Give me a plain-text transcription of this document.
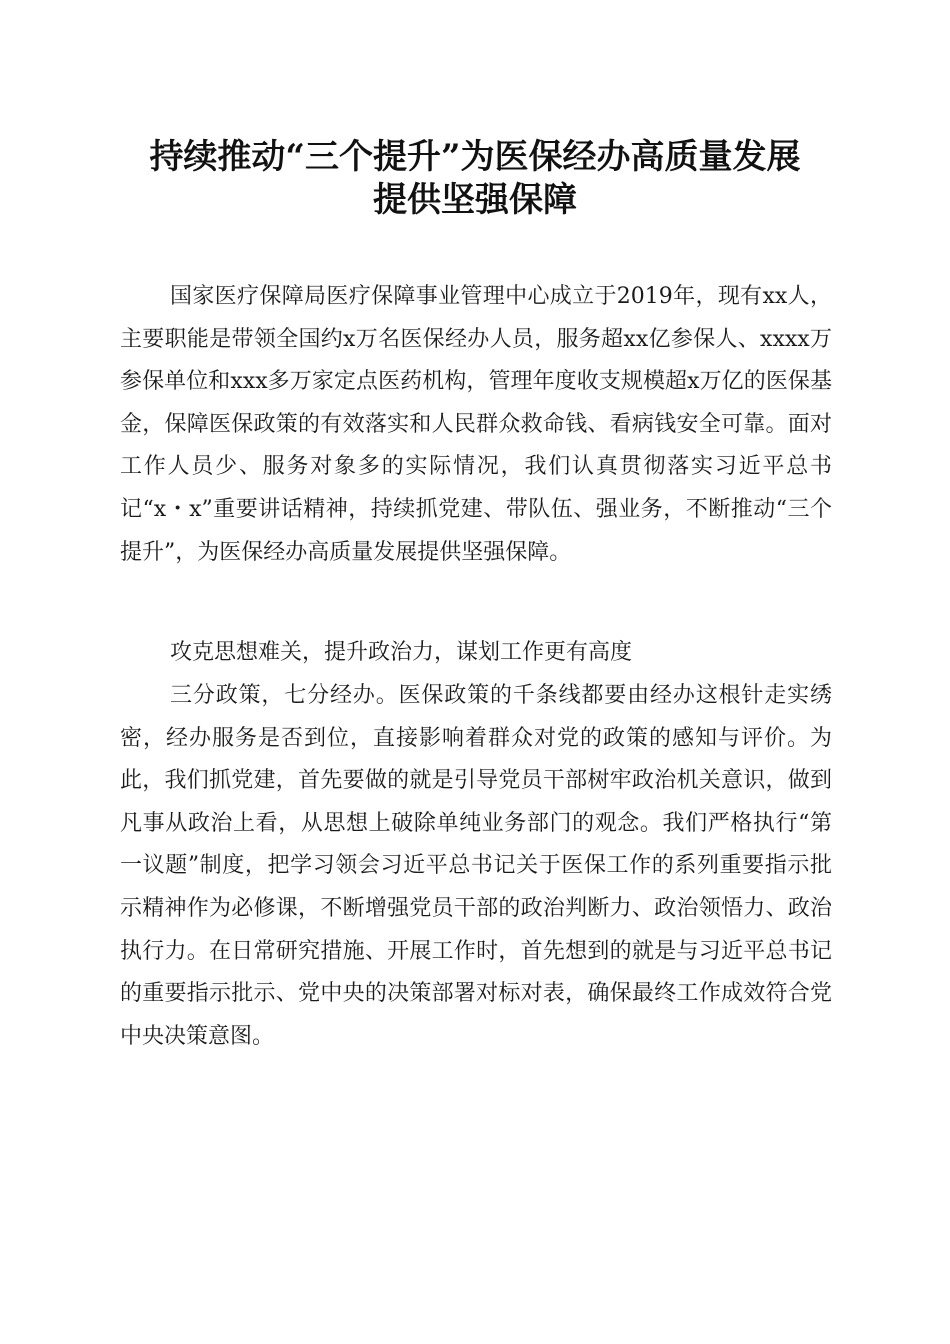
持续推动“三个提升”为医保经办高质量发展
提供坚强保障

国家医疗保障局医疗保障事业管理中心成立于2019年，现有xx人，主要职能是带领全国约x万名医保经办人员，服务超xx亿参保人、xxxx万参保单位和xxx多万家定点医药机构，管理年度收支规模超x万亿的医保基金，保障医保政策的有效落实和人民群众救命钱、看病钱安全可靠。面对工作人员少、服务对象多的实际情况，我们认真贯彻落实习近平总书记“x・x”重要讲话精神，持续抓党建、带队伍、强业务，不断推动“三个提升”，为医保经办高质量发展提供坚强保障。

攻克思想难关，提升政治力，谋划工作更有高度

三分政策，七分经办。医保政策的千条线都要由经办这根针走实绣密，经办服务是否到位，直接影响着群众对党的政策的感知与评价。为此，我们抓党建，首先要做的就是引导党员干部树牢政治机关意识，做到凡事从政治上看，从思想上破除单纯业务部门的观念。我们严格执行“第一议题”制度，把学习领会习近平总书记关于医保工作的系列重要指示批示精神作为必修课，不断增强党员干部的政治判断力、政治领悟力、政治执行力。在日常研究措施、开展工作时，首先想到的就是与习近平总书记的重要指示批示、党中央的决策部署对标对表，确保最终工作成效符合党中央决策意图。
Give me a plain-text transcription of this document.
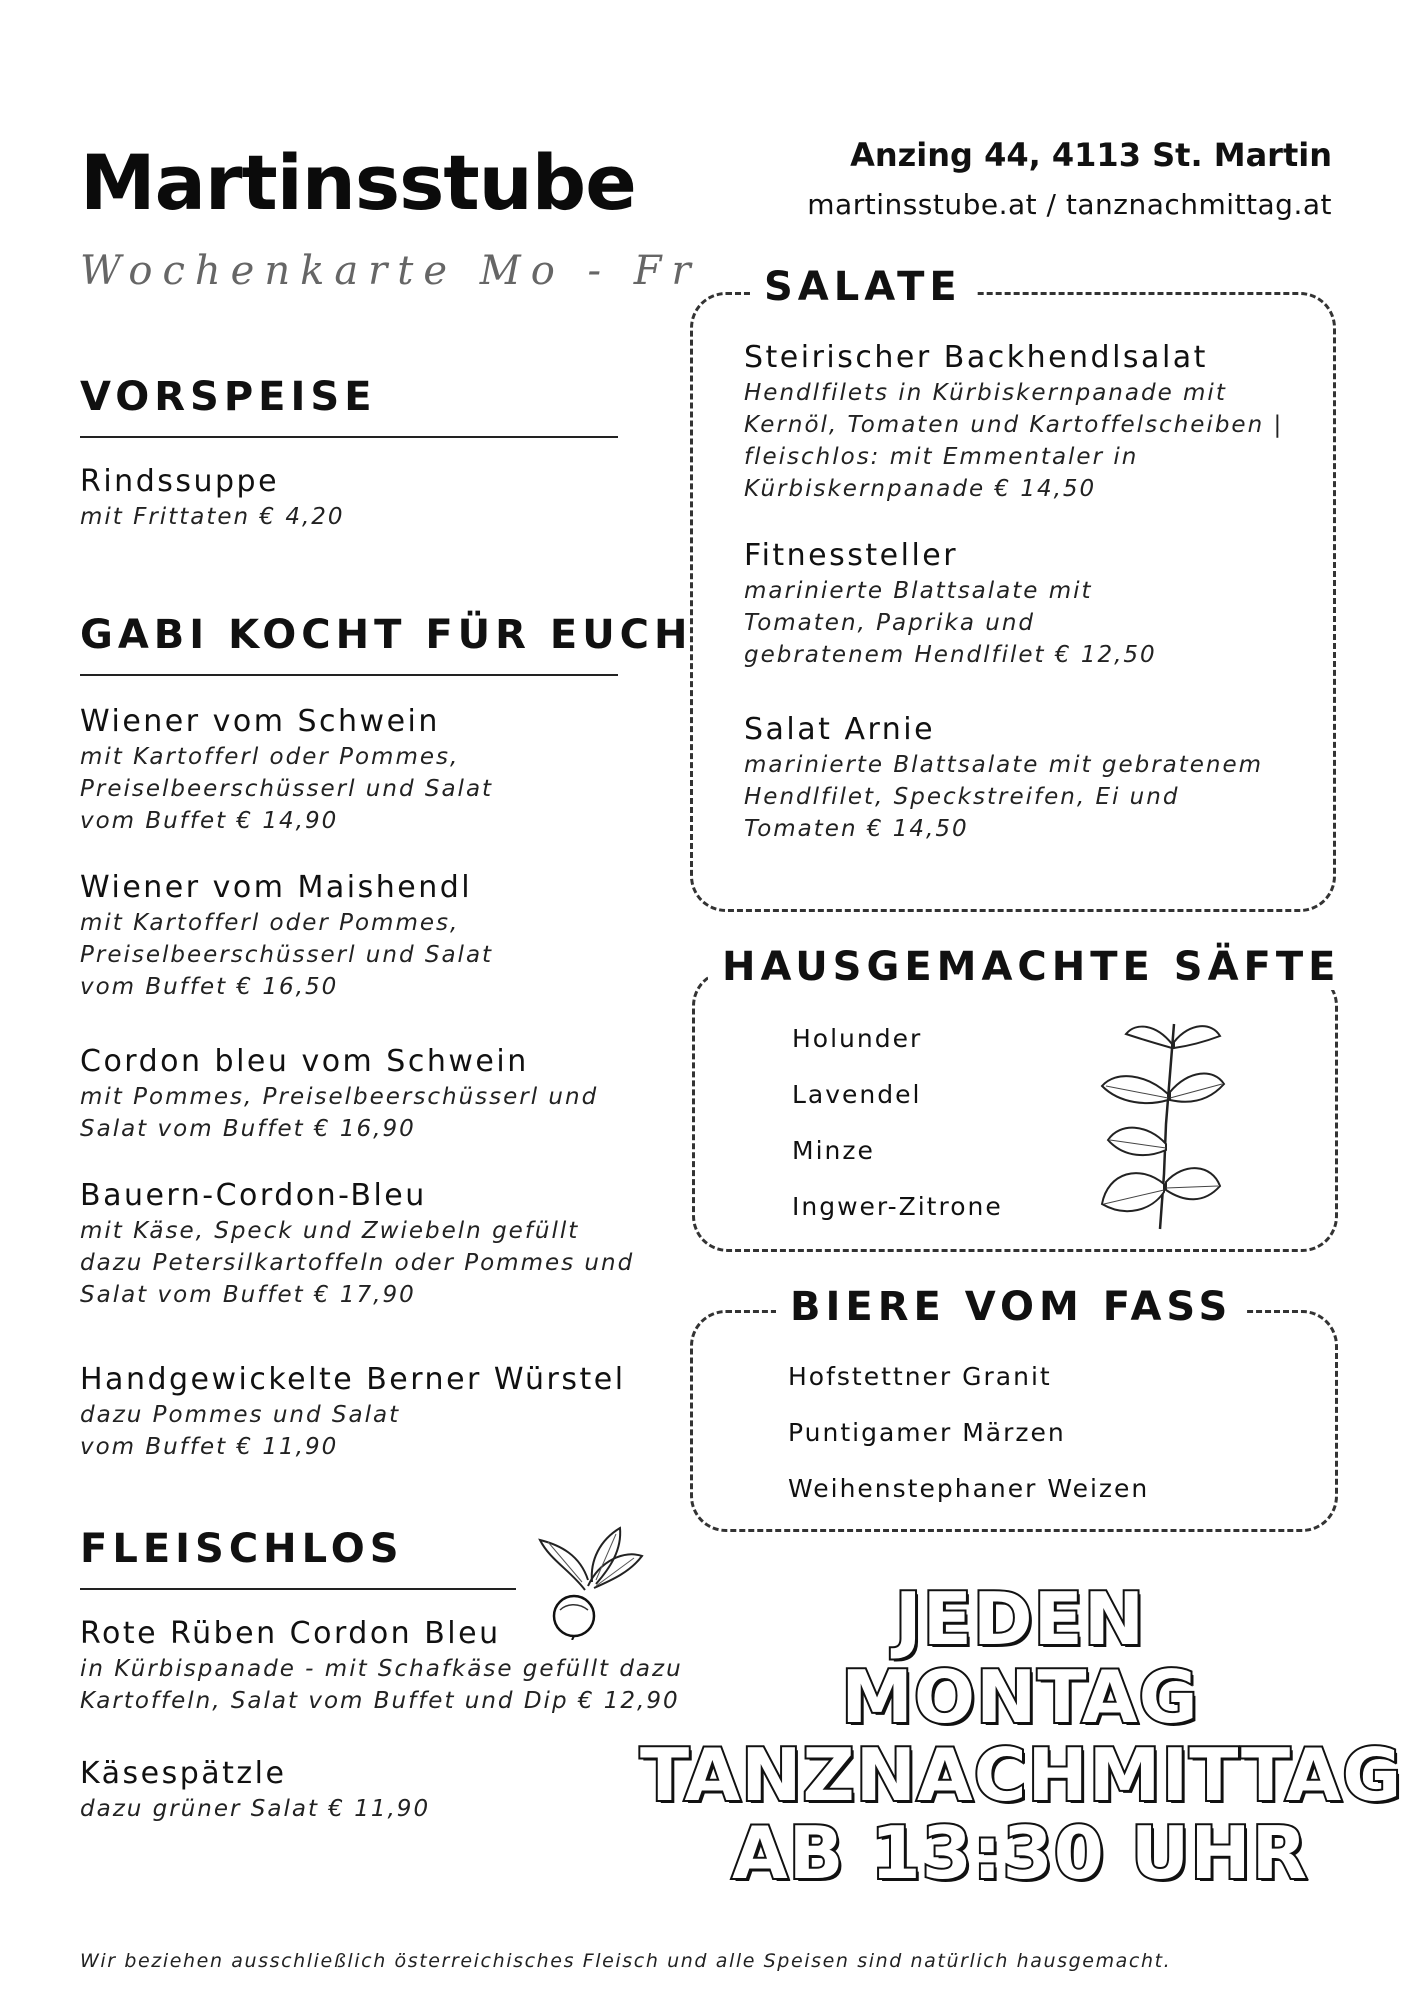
Martinsstube
Wochenkarte Mo - Fr
Anzing 44, 4113 St. Martin
martinsstube.at / tanznachmittag.at
VORSPEISE
Rindssuppe
mit Frittaten € 4,20
GABI KOCHT FÜR EUCH
Wiener vom Schwein
mit Kartofferl oder Pommes,
Preiselbeerschüsserl und Salat
vom Buffet € 14,90
Wiener vom Maishendl
mit Kartofferl oder Pommes,
Preiselbeerschüsserl und Salat
vom Buffet € 16,50
Cordon bleu vom Schwein
mit Pommes, Preiselbeerschüsserl und
Salat vom Buffet € 16,90
Bauern-Cordon-Bleu
mit Käse, Speck und Zwiebeln gefüllt
dazu Petersilkartoffeln oder Pommes und
Salat vom Buffet € 17,90
Handgewickelte Berner Würstel
dazu Pommes und Salat
vom Buffet € 11,90
FLEISCHLOS
Rote Rüben Cordon Bleu
in Kürbispanade - mit Schafkäse gefüllt dazu
Kartoffeln, Salat vom Buffet und Dip € 12,90
Käsespätzle
dazu grüner Salat € 11,90
SALATE
Steirischer Backhendlsalat
Hendlfilets in Kürbiskernpanade mit
Kernöl, Tomaten und Kartoffelscheiben |
fleischlos: mit Emmentaler in
Kürbiskernpanade € 14,50
Fitnessteller
marinierte Blattsalate mit
Tomaten, Paprika und
gebratenem Hendlfilet € 12,50
Salat Arnie
marinierte Blattsalate mit gebratenem
Hendlfilet, Speckstreifen, Ei und
Tomaten € 14,50
HAUSGEMACHTE SÄFTE
Holunder
Lavendel
Minze
Ingwer-Zitrone
BIERE VOM FASS
Hofstettner Granit
Puntigamer Märzen
Weihenstephaner Weizen
JEDEN
MONTAG
TANZNACHMITTAG
AB 13:30 UHR
Wir beziehen ausschließlich österreichisches Fleisch und alle Speisen sind natürlich hausgemacht.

§ WHAT IS NEEDED:
Repeat the records in full, exactly as they appear, without the pictures.

§ COMPLETED EXERCISE:
Give me a plain-text transcription of this document.
持续推动“三个提升”为医保经办高质量发展
提供坚强保障

国家医疗保障局医疗保障事业管理中心成立于2019年，现有xx人，主要职能是带领全国约x万名医保经办人员，服务超xx亿参保人、xxxx万参保单位和xxx多万家定点医药机构，管理年度收支规模超x万亿的医保基金，保障医保政策的有效落实和人民群众救命钱、看病钱安全可靠。面对工作人员少、服务对象多的实际情况，我们认真贯彻落实习近平总书记“x・x”重要讲话精神，持续抓党建、带队伍、强业务，不断推动“三个提升”，为医保经办高质量发展提供坚强保障。

攻克思想难关，提升政治力，谋划工作更有高度

三分政策，七分经办。医保政策的千条线都要由经办这根针走实绣密，经办服务是否到位，直接影响着群众对党的政策的感知与评价。为此，我们抓党建，首先要做的就是引导党员干部树牢政治机关意识，做到凡事从政治上看，从思想上破除单纯业务部门的观念。我们严格执行“第一议题”制度，把学习领会习近平总书记关于医保工作的系列重要指示批示精神作为必修课，不断增强党员干部的政治判断力、政治领悟力、政治执行力。在日常研究措施、开展工作时，首先想到的就是与习近平总书记的重要指示批示、党中央的决策部署对标对表，确保最终工作成效符合党中央决策意图。
Give me a plain-text transcription of this document.
Martinsstube
Wochenkarte Mo - Fr
Anzing 44, 4113 St. Martin
martinsstube.at / tanznachmittag.at
VORSPEISE
Rindssuppe
mit Frittaten € 4,20
GABI KOCHT FÜR EUCH
Wiener vom Schwein
mit Kartofferl oder Pommes,
Preiselbeerschüsserl und Salat
vom Buffet € 14,90
Wiener vom Maishendl
mit Kartofferl oder Pommes,
Preiselbeerschüsserl und Salat
vom Buffet € 16,50
Cordon bleu vom Schwein
mit Pommes, Preiselbeerschüsserl und
Salat vom Buffet € 16,90
Bauern-Cordon-Bleu
mit Käse, Speck und Zwiebeln gefüllt
dazu Petersilkartoffeln oder Pommes und
Salat vom Buffet € 17,90
Handgewickelte Berner Würstel
dazu Pommes und Salat
vom Buffet € 11,90
FLEISCHLOS
Rote Rüben Cordon Bleu
in Kürbispanade - mit Schafkäse gefüllt dazu
Kartoffeln, Salat vom Buffet und Dip € 12,90
Käsespätzle
dazu grüner Salat € 11,90
SALATE
Steirischer Backhendlsalat
Hendlfilets in Kürbiskernpanade mit
Kernöl, Tomaten und Kartoffelscheiben |
fleischlos: mit Emmentaler in
Kürbiskernpanade € 14,50
Fitnessteller
marinierte Blattsalate mit
Tomaten, Paprika und
gebratenem Hendlfilet € 12,50
Salat Arnie
marinierte Blattsalate mit gebratenem
Hendlfilet, Speckstreifen, Ei und
Tomaten € 14,50
HAUSGEMACHTE SÄFTE
Holunder
Lavendel
Minze
Ingwer-Zitrone
BIERE VOM FASS
Hofstettner Granit
Puntigamer Märzen
Weihenstephaner Weizen
JEDEN
MONTAG
TANZNACHMITTAG
AB 13:30 UHR
Wir beziehen ausschließlich österreichisches Fleisch und alle Speisen sind natürlich hausgemacht.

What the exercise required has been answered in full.